* _SET TASK A_
Copy the records word for word, starting at the first line of the records and ending at the line that contains "position-cell: 1 <box>0 9 58 32</box>".

....................

Vacation rentals in Switzerland (chalets, farms, apartments)
Overview of the Mountain Towns in Switzerland
There beautiful mountain towns all over Switzerland. This page lists the places we have been and other suggestions based on the following hiking books for Switzerland. Any population numbers for the towns are taken from a 1991 Baedeker and are probably out of date.
Marcia and Philip Lieberman, Walking Switzerland - The Swiss Way - From Vacation Apartments, Hotels, Mountains Inns and Huts
Chet and Carolee Lipton, Walking Easy in the Swiss Alps
Brian Spencer, Walking in Switzerland
The Berner Oberland is the name given to the southern mountain area of the Berne region, south of the town of Interlaken and the lakes Thun and Brienz. (The town of Thun is on the western edge of Lake Thun, the town of Brienz is on the eastern edge of Lake Brienz and the town of Interlaken is between the two lakes.) This is in the German speaking part of Switzerland.
Interlaken is a nice town in a valley below the main hiking areas. You could base yourself here for hiking, but you would have a bit of a drive or train ride each day to get to the mountain towns. Instead, I recommend staying in a mountain town.
www.berneroberland.ch: Berner Oberland Tourism. This site has an excellent map showing the whole region.
Going from east to west the recommended mountain towns are:
Meiringen is a charming town. Most of the hiking seems to take place well above the town. There are villages up there, but it looks like a long drive. There is a mountain ride from Meiringen up to the hiking area.
Recommended in Walking Easy in the Swiss Alps.
We have been to Grindelwald for three different hiking vacations. Grindelwald and Zermatt offer some of the best hiking in Switzerland. Grindelwald is about an hour south (into the mountains) from Interlaken. From Grindelwald, you look at the Eiger and the Jungfrau mountains. You can take a train to the top of the Jungfrau from here.
Town: Population 3500. The town is lovely, with many hotels and restaurants and food stores. Because it is so beautiful, it can be overrun by tourists and tour buses, but when you get on the trails, you leave the masses of tourists behind.

....................

* _SET TASK B_
Continue the overview of Swiss mountain towns from where it stops.

....................

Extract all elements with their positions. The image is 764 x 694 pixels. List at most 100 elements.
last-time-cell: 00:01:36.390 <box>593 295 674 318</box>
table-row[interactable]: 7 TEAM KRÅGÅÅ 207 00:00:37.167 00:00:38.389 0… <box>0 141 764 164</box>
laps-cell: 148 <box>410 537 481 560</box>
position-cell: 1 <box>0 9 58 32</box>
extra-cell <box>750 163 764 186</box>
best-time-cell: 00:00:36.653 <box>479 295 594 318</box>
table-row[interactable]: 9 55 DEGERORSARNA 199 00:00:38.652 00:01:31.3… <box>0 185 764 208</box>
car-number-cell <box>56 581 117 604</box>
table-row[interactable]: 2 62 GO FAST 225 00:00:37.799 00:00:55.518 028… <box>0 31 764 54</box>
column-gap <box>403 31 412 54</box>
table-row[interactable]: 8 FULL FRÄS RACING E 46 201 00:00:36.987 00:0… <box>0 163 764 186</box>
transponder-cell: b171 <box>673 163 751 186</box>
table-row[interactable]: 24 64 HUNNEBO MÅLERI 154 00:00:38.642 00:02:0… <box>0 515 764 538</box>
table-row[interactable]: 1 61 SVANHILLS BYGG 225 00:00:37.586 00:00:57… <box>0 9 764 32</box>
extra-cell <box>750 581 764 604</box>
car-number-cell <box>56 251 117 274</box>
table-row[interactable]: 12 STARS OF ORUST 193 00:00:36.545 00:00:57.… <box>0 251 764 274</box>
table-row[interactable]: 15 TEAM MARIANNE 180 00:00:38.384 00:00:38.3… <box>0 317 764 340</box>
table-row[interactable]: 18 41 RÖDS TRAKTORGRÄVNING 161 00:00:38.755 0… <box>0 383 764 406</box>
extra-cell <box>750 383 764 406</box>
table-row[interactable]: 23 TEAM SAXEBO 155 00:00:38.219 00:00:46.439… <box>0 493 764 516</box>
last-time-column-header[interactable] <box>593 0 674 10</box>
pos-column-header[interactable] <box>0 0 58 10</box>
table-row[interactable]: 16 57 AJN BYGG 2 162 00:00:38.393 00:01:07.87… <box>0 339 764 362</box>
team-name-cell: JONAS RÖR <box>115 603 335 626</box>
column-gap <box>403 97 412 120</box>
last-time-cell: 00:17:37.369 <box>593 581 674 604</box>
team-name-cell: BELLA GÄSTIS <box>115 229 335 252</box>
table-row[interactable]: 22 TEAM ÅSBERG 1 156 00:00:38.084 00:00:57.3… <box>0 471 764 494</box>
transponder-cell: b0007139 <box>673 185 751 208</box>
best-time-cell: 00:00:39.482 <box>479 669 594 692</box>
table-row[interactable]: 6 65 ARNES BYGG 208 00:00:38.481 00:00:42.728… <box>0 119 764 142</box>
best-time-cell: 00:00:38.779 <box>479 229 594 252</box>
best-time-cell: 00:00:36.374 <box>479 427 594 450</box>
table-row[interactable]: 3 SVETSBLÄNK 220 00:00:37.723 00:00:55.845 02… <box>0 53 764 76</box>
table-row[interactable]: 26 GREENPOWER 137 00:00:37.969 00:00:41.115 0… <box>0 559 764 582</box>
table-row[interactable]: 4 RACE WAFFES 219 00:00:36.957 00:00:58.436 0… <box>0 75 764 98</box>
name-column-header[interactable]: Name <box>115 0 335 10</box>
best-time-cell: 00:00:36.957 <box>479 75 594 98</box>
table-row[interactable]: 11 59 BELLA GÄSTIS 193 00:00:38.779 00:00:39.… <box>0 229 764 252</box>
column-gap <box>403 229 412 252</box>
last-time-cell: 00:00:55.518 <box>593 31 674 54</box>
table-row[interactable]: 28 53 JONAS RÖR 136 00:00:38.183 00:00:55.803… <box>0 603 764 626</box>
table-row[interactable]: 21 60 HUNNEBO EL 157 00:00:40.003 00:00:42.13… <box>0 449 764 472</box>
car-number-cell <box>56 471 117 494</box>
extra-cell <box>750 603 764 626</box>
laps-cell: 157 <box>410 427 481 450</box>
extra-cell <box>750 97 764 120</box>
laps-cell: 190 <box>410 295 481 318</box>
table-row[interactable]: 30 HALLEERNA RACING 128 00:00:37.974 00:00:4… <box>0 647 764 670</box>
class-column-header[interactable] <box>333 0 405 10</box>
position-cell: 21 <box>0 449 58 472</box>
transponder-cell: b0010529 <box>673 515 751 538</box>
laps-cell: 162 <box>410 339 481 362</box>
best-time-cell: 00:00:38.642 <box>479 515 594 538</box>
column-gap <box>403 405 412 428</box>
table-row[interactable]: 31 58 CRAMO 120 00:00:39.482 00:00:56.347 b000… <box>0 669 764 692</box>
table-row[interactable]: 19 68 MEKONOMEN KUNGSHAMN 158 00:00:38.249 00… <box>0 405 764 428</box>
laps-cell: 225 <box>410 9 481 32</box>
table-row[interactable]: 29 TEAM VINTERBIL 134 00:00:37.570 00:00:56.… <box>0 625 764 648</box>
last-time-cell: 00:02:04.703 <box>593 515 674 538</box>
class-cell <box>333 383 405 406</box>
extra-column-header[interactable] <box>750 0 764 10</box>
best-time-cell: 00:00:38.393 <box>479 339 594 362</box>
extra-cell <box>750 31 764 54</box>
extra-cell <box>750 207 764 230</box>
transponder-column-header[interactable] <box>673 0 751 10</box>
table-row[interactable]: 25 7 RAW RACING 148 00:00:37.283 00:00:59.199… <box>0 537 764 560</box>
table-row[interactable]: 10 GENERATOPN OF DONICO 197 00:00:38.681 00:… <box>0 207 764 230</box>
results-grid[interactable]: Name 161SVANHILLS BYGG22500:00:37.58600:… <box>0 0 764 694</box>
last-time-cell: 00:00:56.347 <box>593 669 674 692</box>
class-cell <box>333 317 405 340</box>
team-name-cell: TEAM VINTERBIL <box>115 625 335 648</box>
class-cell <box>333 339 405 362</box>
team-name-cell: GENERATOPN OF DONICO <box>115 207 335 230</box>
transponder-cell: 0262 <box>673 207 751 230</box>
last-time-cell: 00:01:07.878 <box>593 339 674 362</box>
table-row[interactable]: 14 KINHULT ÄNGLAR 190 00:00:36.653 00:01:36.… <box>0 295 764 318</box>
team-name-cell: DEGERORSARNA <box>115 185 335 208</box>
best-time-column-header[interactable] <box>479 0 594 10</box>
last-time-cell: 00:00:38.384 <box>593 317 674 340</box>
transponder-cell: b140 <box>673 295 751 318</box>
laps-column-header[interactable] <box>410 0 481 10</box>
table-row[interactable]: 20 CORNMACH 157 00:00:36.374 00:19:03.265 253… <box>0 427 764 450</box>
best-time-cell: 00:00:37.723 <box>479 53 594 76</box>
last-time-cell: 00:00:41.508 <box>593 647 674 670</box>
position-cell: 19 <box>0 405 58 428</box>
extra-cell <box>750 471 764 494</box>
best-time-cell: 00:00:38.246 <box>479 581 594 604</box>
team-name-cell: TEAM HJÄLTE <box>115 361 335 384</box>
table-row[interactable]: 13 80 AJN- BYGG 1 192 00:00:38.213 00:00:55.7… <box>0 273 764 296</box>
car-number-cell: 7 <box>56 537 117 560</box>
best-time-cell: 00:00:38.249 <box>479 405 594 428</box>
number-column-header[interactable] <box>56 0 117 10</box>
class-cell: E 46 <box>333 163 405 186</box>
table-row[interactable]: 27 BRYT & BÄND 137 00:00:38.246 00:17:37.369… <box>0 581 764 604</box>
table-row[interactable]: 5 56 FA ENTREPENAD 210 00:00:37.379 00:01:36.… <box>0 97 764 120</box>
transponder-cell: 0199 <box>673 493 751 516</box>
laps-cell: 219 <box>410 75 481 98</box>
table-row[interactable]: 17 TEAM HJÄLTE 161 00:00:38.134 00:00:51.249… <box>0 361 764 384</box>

....................

* _WRITTEN RESPONSE A_
Extract all elements with their positions. The image is 764 x 694 pixels. List at most 100 elements.
last-time-cell: 00:01:36.390 <box>593 295 674 318</box>
table-row[interactable]: 7 TEAM KRÅGÅÅ 207 00:00:37.167 00:00:38.389 0… <box>0 141 764 164</box>
laps-cell: 148 <box>410 537 481 560</box>
position-cell: 1 <box>0 9 58 32</box>

* _WRITTEN RESPONSE B_
Hiking: The hiking from Grindelwald is excellent. You can take buses, trains or gondolas to many hiking areas. You can hike across the lower levels, middle levels, or tops of the mountains on either side of Grindelwald. See my notes Hiking in Grindelwald.
Recommended in Walking Switzerland - The Swiss Way (7 hikes), Walking in Switzerland.
Lauterbrunnen is at the bottom of the valley between Wengen and Murren. Murren sits on a cliff above Lauterbrunnen. The few times we have been there, it looked like the town would be in darkness early because of the steep hillsides around it, but I have read that some people think it is a very good base for the area.
Recommended in Walking Easy in the Swiss Alps (10 hikes).
On a mountain side above Lauterbrunnen. Many people love this town. There are no cars - you take the train to Lauterbrunnen and then take a funicular up to the town. You go through Murren on the ride up to the Schilthorn. From my research, it does not seem like this would be a good base for a week of hiking. There are only one or two hikes directly from Murren.
Town: Population 430.
We spent one and a half weeks here in October 2000. Kandersteg is at the end of a valley south of Spiez on Lake Thun. A tunnel through the mountains at the end of this valley takes you by train or car (cars ride on a train through the tunnel) to the Valais. This is a good valley for hiking. There is not as much hiking as in Grindelwald, but there is sufficient for a week or two.
Town: The town is small with a few hotels and a few small food stores. There is a larger store (a Coop) down the valley in Frutigen.
Hiking: Three chair lift or gondola rides to hiking areas, one remote valley up a narrow mountain road serviced by a mini-bus (service ends in September) where you can then hike back to town, several level walks in the valley. Kandersteg has bus and train service. You can even take a train to Leukerbad in the Valais and then walk back to Kandersteg (3 1/2 hours). See my notes Hiking in Kandersteg.
Recommended in Walking Easy in the Swiss Alps (9 hikes), Walking in Switzerland.
We drove here for the day in October 2000. It is at the end of the road in a narrow valley. There is no train here, only the bus. The town is beautiful and bigger than Kandersteg (more stores, restaurants). The town is on the side of the hill and looks out over the valley to big mountains. I think the hiking would be good here, but because the town is not located on the valley floor as Kandersteg is, there might not be much level hiking. It is only a 30 minute drive from Kandersteg.
We spent a few days here in August 1988. Lenk is east of Gstaad, the famous ski resort. It is a small town in a beautiful, pastoral valley. The hiking was over rolling hills and through farmer's fields. This would be a good base for hiking.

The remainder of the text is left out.